-- start of Records supplied --
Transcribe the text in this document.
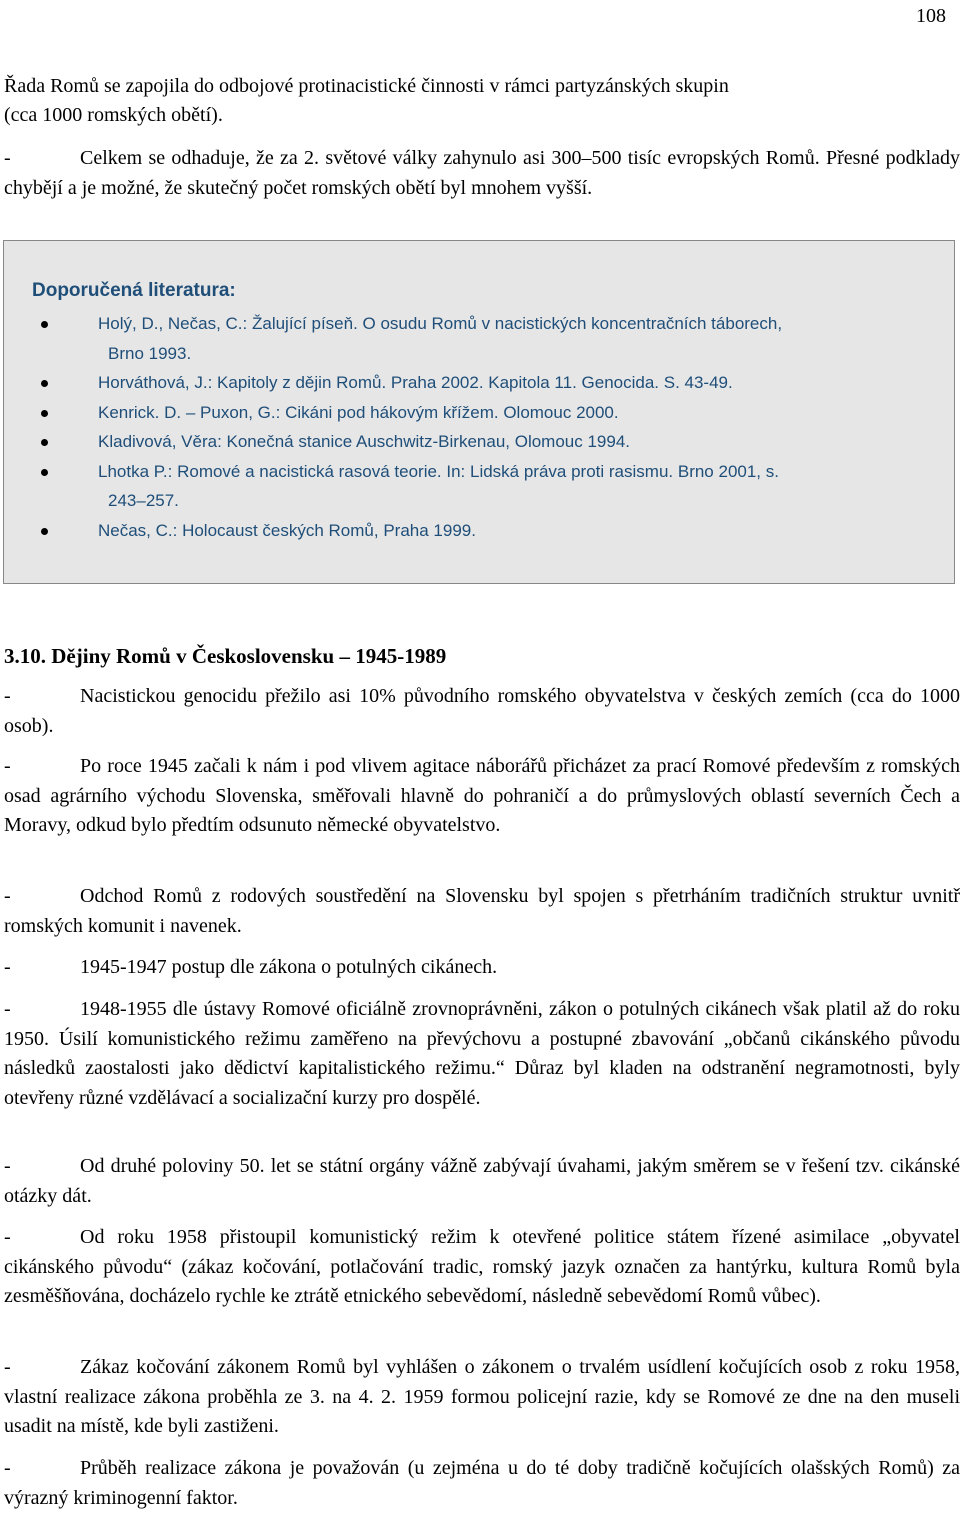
108

Řada Romů se zapojila do odbojové protinacistické činnosti v rámci partyzánských skupin

(cca 1000 romských obětí).

-	Celkem se odhaduje, že za 2. světové války zahynulo asi 300–500 tisíc evropských Romů. Přesné podklady chybějí a je možné, že skutečný počet romských obětí byl mnohem vyšší.

Doporučená literatura:

Holý, D., Nečas, C.: Žalující píseň. O osudu Romů v nacistických koncentračních táborech,
Brno 1993.
Horváthová, J.: Kapitoly z dějin Romů. Praha 2002. Kapitola 11. Genocida. S. 43-49.
Kenrick. D. – Puxon, G.: Cikáni pod hákovým křížem. Olomouc 2000.
Kladivová, Věra: Konečná stanice Auschwitz-Birkenau, Olomouc 1994.
Lhotka P.: Romové a nacistická rasová teorie. In: Lidská práva proti rasismu. Brno 2001, s.
243–257.
Nečas, C.: Holocaust českých Romů, Praha 1999.
3.10. Dějiny Romů v Československu – 1945-1989

-	Nacistickou genocidu přežilo asi 10% původního romského obyvatelstva v českých zemích (cca do 1000 osob).

-	Po roce 1945 začali k nám i pod vlivem agitace náborářů přicházet za prací Romové především z romských osad agrárního východu Slovenska, směřovali hlavně do pohraničí a do průmyslových oblastí severních Čech a Moravy, odkud bylo předtím odsunuto německé obyvatelstvo.

-	Odchod Romů z rodových soustředění na Slovensku byl spojen s přetrháním tradičních struktur uvnitř romských komunit i navenek.

-	1945-1947 postup dle zákona o potulných cikánech.

-	1948-1955 dle ústavy Romové oficiálně zrovnoprávněni, zákon o potulných cikánech však platil až do roku 1950. Úsilí komunistického režimu zaměřeno na převýchovu a postupné zbavování „občanů cikánského původu následků zaostalosti jako dědictví kapitalistického režimu.“ Důraz byl kladen na odstranění negramotnosti, byly otevřeny různé vzdělávací a socializační kurzy pro dospělé.

-	Od druhé poloviny 50. let se státní orgány vážně zabývají úvahami, jakým směrem se v řešení tzv. cikánské otázky dát.

-	Od roku 1958 přistoupil komunistický režim k otevřené politice státem řízené asimilace „obyvatel cikánského původu“ (zákaz kočování, potlačování tradic, romský jazyk označen za hantýrku, kultura Romů byla zesměšňována, docházelo rychle ke ztrátě etnického sebevědomí, následně sebevědomí Romů vůbec).

-	Zákaz kočování zákonem Romů byl vyhlášen o zákonem o trvalém usídlení kočujících osob z roku 1958, vlastní realizace zákona proběhla ze 3. na 4. 2. 1959 formou policejní razie, kdy se Romové ze dne na den museli usadit na místě, kde byli zastiženi.

-	Průběh realizace zákona je považován (u zejména u do té doby tradičně kočujících olašských Romů) za výrazný kriminogenní faktor.
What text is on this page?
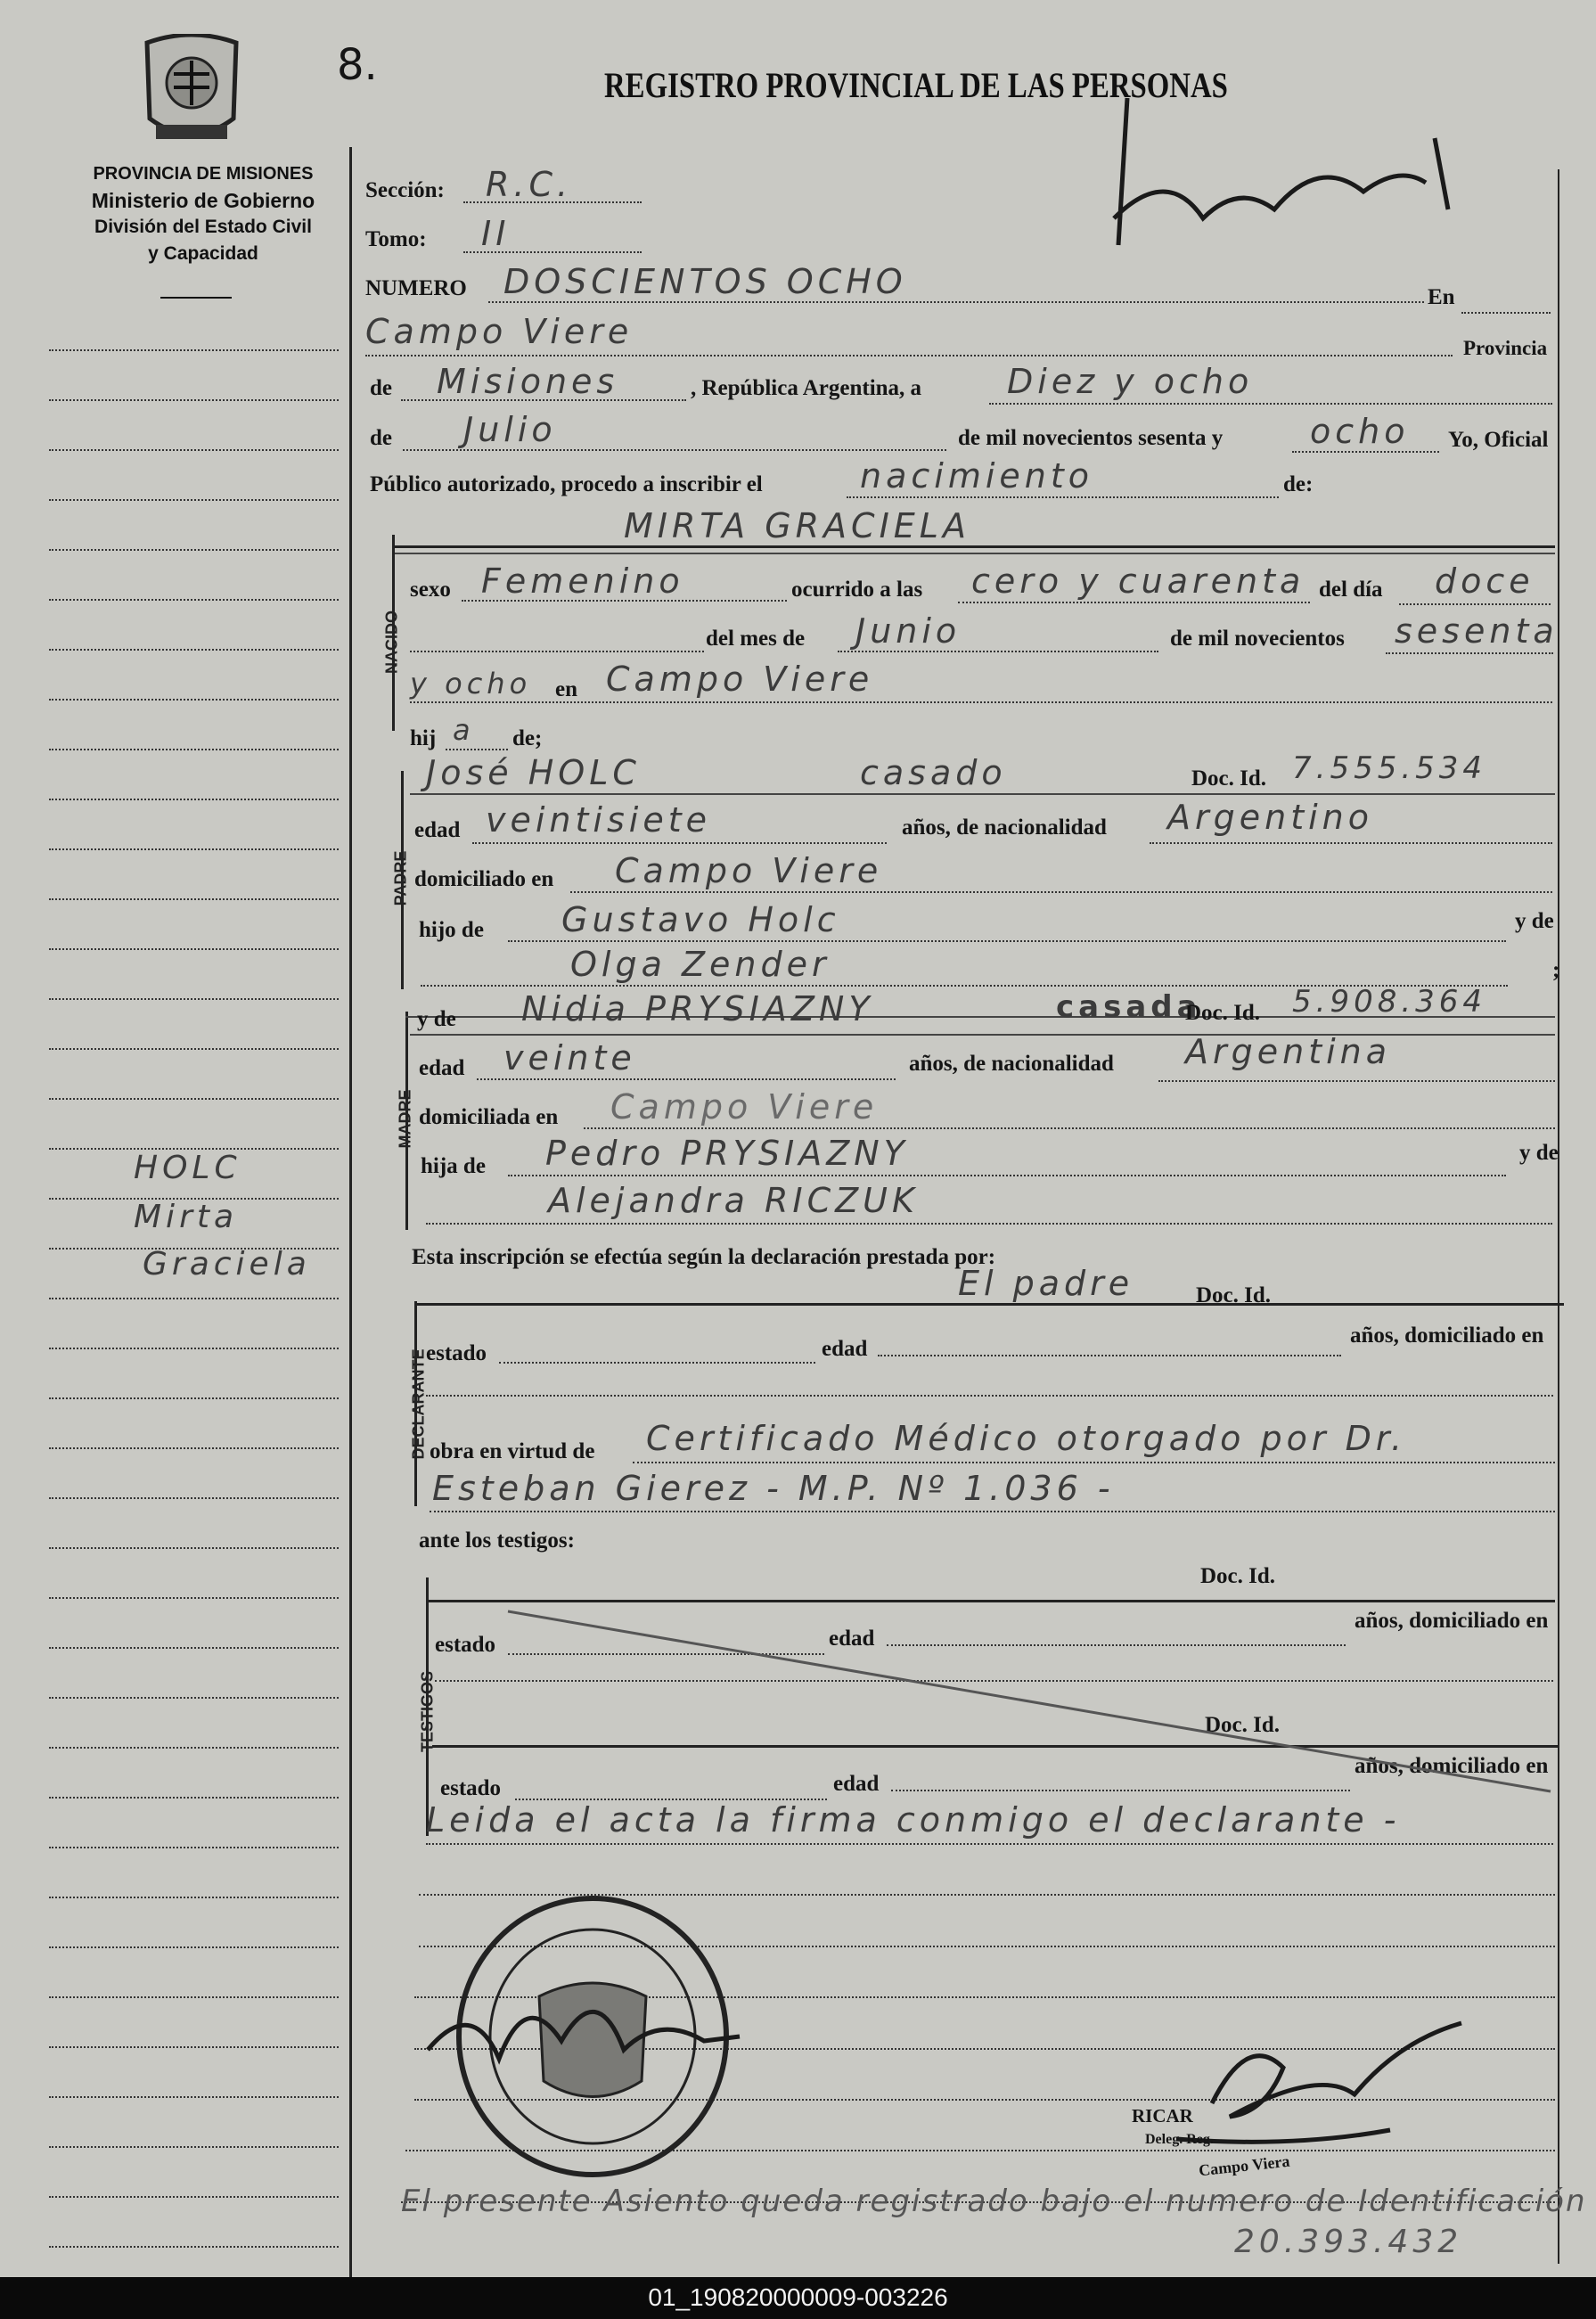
8.
PROVINCIA DE MISIONES
Ministerio de Gobierno
División del Estado Civil
y Capacidad
REGISTRO PROVINCIAL DE LAS PERSONAS
HOLC
Mirta
Graciela
Sección: R.C.
Tomo: II
NUMERO DOSCIENTOS OCHO	En
Campo Viere	Provincia
de Misiones	, República Argentina, a	Diez y ocho
de Julio	de mil novecientos sesenta y	ocho Yo, Oficial
Público autorizado, procedo a inscribir el	nacimiento	de:
MIRTA GRACIELA
NACIDO
sexo Femenino	ocurrido a las cero y cuarenta del día doce
del mes de Junio	de mil novecientos sesenta
y ocho en Campo Viere
hij a de;
PADRE
José HOLC	casado	Doc. Id. 7.555.534
edad veintisiete	años, de nacionalidad Argentino
domiciliado en Campo Viere
hijo de Gustavo Holc	y de
Olga Zender	;
MADRE
y de Nidia PRYSIAZNY	casada
Doc. Id. 5.908.364
edad veinte	años, de nacionalidad Argentina
domiciliada en Campo Viere
hija de Pedro PRYSIAZNY	y de
Alejandra RICZUK
Esta inscripción se efectúa según la declaración prestada por:
El padre	Doc. Id.
DECLARANTE
estado	edad
años, domiciliado en
obra en virtud de Certificado Médico otorgado por Dr.
Esteban Gierez - M.P. Nº 1.036 -
ante los testigos:
TESTIGOS
Doc. Id.
estado	edad
años, domiciliado en
Doc. Id.
estado	edad
años, domiciliado en
Leida el acta la firma conmigo el declarante -
RICAR
Deleg. Reg.
Campo Viera
El presente Asiento queda registrado bajo el numero de Identificación
20.393.432
01_190820000009-003226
-- end of Records supplied --
Go through the entries above and pull out each line with "text" in it.

=== Solution below ===
Transcribe the text in this document.
What text is on this page?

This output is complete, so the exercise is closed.